What is being asked = Go through the listing and write out all of it exactly.
>>>>
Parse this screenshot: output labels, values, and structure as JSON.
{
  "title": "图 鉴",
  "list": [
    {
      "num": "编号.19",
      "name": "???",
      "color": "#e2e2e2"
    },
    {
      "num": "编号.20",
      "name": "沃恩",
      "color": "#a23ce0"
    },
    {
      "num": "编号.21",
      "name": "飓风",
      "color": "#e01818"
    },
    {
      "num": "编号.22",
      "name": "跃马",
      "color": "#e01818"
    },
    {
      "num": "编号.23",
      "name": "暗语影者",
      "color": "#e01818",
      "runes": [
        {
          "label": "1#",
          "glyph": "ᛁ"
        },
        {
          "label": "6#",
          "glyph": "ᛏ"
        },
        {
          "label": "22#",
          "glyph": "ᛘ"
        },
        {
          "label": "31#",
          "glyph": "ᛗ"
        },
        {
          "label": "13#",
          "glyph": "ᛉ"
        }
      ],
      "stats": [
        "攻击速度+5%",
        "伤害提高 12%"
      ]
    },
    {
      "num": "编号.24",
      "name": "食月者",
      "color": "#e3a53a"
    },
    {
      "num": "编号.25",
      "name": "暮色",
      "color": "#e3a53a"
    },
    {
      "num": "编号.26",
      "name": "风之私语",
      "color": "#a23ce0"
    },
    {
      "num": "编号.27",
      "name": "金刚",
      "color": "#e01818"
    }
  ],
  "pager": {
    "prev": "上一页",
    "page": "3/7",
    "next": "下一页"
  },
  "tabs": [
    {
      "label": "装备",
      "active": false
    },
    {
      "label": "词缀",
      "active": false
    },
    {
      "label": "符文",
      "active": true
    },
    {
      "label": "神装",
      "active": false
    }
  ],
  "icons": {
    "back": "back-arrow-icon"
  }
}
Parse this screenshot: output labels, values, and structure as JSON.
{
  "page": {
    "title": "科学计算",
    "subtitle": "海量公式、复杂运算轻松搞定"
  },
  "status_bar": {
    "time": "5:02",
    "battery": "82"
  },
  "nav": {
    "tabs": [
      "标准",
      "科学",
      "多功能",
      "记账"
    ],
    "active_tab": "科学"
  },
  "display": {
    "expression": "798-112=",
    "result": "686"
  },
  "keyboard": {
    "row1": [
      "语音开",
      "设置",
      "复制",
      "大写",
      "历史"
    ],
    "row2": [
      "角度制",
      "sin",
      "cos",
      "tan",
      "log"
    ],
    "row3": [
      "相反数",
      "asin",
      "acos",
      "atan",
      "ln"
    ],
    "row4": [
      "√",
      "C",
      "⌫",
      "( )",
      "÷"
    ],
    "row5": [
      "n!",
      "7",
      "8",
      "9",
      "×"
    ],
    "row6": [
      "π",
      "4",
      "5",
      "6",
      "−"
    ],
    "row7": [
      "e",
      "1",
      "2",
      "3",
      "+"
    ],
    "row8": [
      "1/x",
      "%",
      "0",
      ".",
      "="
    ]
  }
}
<<<<
Answer to the exercise =
Parse this screenshot: output labels, values, and structure as JSON.
{
  "title": "图 鉴",
  "list": [
    {
      "num": "编号.19",
      "name": "???",
      "color": "#e2e2e2"
    },
    {
      "num": "编号.20",
      "name": "沃恩",
      "color": "#a23ce0"
    },
    {
      "num": "编号.21",
      "name": "飓风",
      "color": "#e01818"
    },
    {
      "num": "编号.22",
      "name": "跃马",
      "color": "#e01818"
    },
    {
      "num": "编号.23",
      "name": "暗语影者",
      "color": "#e01818",
      "runes": [
        {
          "label": "1#",
          "glyph": "ᛁ"
        },
        {
          "label": "6#",
          "glyph": "ᛏ"
        },
        {
          "label": "22#",
          "glyph": "ᛘ"
        },
        {
          "label": "31#",
          "glyph": "ᛗ"
        },
        {
          "label": "13#",
          "glyph": "ᛉ"
        }
      ],
      "stats": [
        "攻击速度+5%",
        "伤害提高 12%"
      ]
    },
    {
      "num": "编号.24",
      "name": "食月者",
      "color": "#e3a53a"
    },
    {
      "num": "编号.25",
      "name": "暮色",
      "color": "#e3a53a"
    },
    {
      "num": "编号.26",
      "name": "风之私语",
      "color": "#a23ce0"
    },
    {
      "num": "编号.27",
      "name": "金刚",
      "color": "#e01818"
    }
  ],
  "pager": {
    "prev": "上一页",
    "page": "3/7",
    "next": "下一页"
  },
  "tabs": [
    {
      "label": "装备",
      "active": false
    },
    {
      "label": "词缀",
      "active": false
    },
    {
      "label": "符文",
      "active": true
    },
    {
      "label": "神装",
      "active": false
    }
  ],
  "icons": {
    "back": "back-arrow-icon"
  }
}
Parse this screenshot: output labels, values, and structure as JSON.
{
  "page": {
    "title": "科学计算",
    "subtitle": "海量公式、复杂运算轻松搞定"
  },
  "status_bar": {
    "time": "5:02",
    "battery": "82"
  },
  "nav": {
    "tabs": [
      "标准",
      "科学",
      "多功能",
      "记账"
    ],
    "active_tab": "科学"
  },
  "display": {
    "expression": "798-112=",
    "result": "686"
  },
  "keyboard": {
    "row1": [
      "语音开",
      "设置",
      "复制",
      "大写",
      "历史"
    ],
    "row2": [
      "角度制",
      "sin",
      "cos",
      "tan",
      "log"
    ],
    "row3": [
      "相反数",
      "asin",
      "acos",
      "atan",
      "ln"
    ],
    "row4": [
      "√",
      "C",
      "⌫",
      "( )",
      "÷"
    ],
    "row5": [
      "n!",
      "7",
      "8",
      "9",
      "×"
    ],
    "row6": [
      "π",
      "4",
      "5",
      "6",
      "−"
    ],
    "row7": [
      "e",
      "1",
      "2",
      "3",
      "+"
    ],
    "row8": [
      "1/x",
      "%",
      "0",
      ".",
      "="
    ]
  }
}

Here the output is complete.